**Task instructions**
Each entry should be quoted word for word, including every mark of punctuation.
....
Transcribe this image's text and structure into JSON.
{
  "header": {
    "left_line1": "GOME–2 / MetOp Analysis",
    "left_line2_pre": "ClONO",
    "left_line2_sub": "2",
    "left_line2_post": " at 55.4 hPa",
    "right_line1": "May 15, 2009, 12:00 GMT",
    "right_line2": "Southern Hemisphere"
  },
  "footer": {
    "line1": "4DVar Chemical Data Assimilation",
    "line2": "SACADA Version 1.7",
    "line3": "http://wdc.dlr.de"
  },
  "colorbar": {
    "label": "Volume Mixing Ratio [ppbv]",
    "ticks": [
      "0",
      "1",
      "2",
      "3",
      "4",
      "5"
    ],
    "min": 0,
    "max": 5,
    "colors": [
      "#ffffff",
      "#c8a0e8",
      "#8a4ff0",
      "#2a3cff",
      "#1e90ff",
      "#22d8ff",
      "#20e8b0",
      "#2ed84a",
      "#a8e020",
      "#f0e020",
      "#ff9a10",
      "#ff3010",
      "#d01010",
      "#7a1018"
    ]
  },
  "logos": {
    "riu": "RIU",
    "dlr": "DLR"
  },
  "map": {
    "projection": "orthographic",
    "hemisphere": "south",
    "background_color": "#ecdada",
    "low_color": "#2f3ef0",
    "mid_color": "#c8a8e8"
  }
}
....
**Finished task**
Transcribe this image's text and structure into JSON.
{
  "header": {
    "left_line1": "GOME–2 / MetOp Analysis",
    "left_line2_pre": "ClONO",
    "left_line2_sub": "2",
    "left_line2_post": " at 55.4 hPa",
    "right_line1": "May 15, 2009, 12:00 GMT",
    "right_line2": "Southern Hemisphere"
  },
  "footer": {
    "line1": "4DVar Chemical Data Assimilation",
    "line2": "SACADA Version 1.7",
    "line3": "http://wdc.dlr.de"
  },
  "colorbar": {
    "label": "Volume Mixing Ratio [ppbv]",
    "ticks": [
      "0",
      "1",
      "2",
      "3",
      "4",
      "5"
    ],
    "min": 0,
    "max": 5,
    "colors": [
      "#ffffff",
      "#c8a0e8",
      "#8a4ff0",
      "#2a3cff",
      "#1e90ff",
      "#22d8ff",
      "#20e8b0",
      "#2ed84a",
      "#a8e020",
      "#f0e020",
      "#ff9a10",
      "#ff3010",
      "#d01010",
      "#7a1018"
    ]
  },
  "logos": {
    "riu": "RIU",
    "dlr": "DLR"
  },
  "map": {
    "projection": "orthographic",
    "hemisphere": "south",
    "background_color": "#ecdada",
    "low_color": "#2f3ef0",
    "mid_color": "#c8a8e8"
  }
}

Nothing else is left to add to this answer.